▶ AIM OF THE EXERCISE: Copy out the listing that follows exactly, dropping every picture.

* start EXTRACTED MATERIAL *

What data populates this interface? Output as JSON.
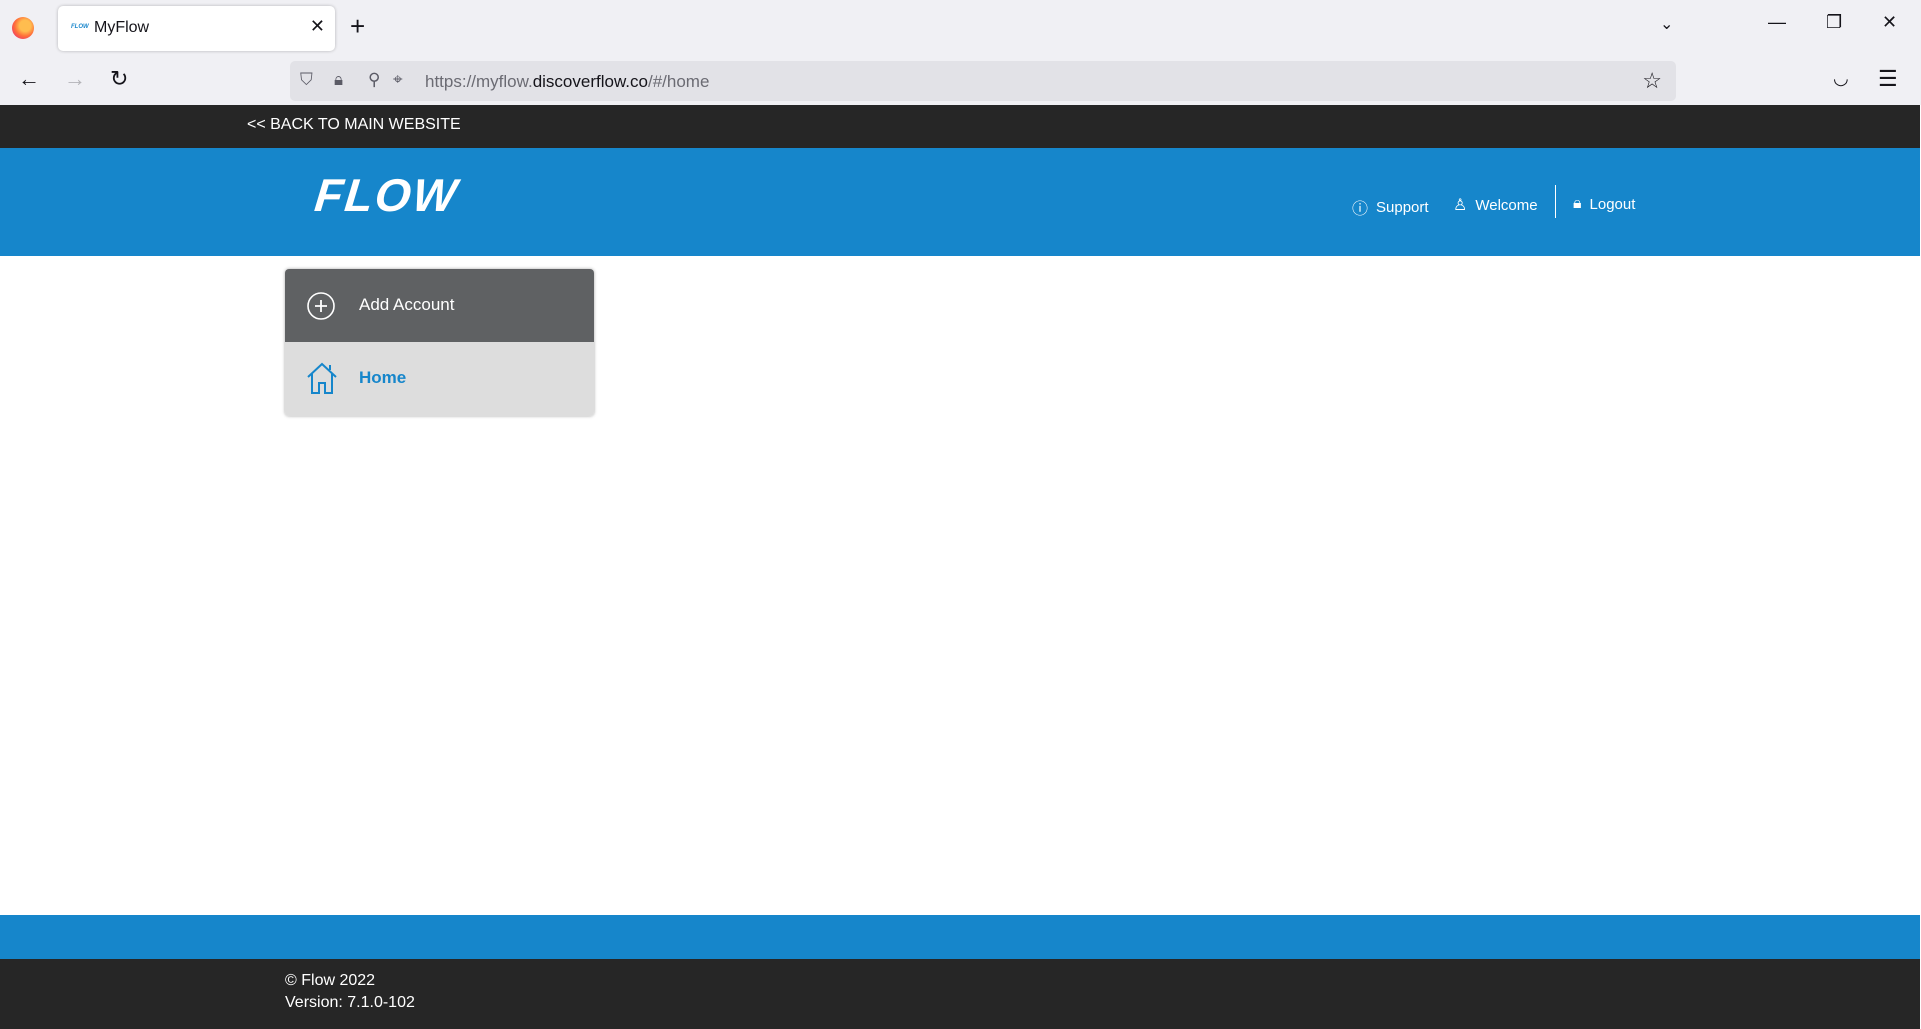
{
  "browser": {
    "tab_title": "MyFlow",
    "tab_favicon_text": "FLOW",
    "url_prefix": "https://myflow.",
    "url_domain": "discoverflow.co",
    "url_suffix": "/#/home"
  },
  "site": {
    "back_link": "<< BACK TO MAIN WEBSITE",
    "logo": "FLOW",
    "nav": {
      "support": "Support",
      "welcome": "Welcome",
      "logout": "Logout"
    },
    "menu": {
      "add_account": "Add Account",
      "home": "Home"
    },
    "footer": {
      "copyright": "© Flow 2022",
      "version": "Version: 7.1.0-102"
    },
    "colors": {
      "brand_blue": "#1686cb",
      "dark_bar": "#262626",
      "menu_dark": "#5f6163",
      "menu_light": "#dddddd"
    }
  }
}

* end EXTRACTED MATERIAL *

▶ CORRECT OUTPUT:
What data populates this interface? Output as JSON.
{
  "browser": {
    "tab_title": "MyFlow",
    "tab_favicon_text": "FLOW",
    "url_prefix": "https://myflow.",
    "url_domain": "discoverflow.co",
    "url_suffix": "/#/home"
  },
  "site": {
    "back_link": "<< BACK TO MAIN WEBSITE",
    "logo": "FLOW",
    "nav": {
      "support": "Support",
      "welcome": "Welcome",
      "logout": "Logout"
    },
    "menu": {
      "add_account": "Add Account",
      "home": "Home"
    },
    "footer": {
      "copyright": "© Flow 2022",
      "version": "Version: 7.1.0-102"
    },
    "colors": {
      "brand_blue": "#1686cb",
      "dark_bar": "#262626",
      "menu_dark": "#5f6163",
      "menu_light": "#dddddd"
    }
  }
}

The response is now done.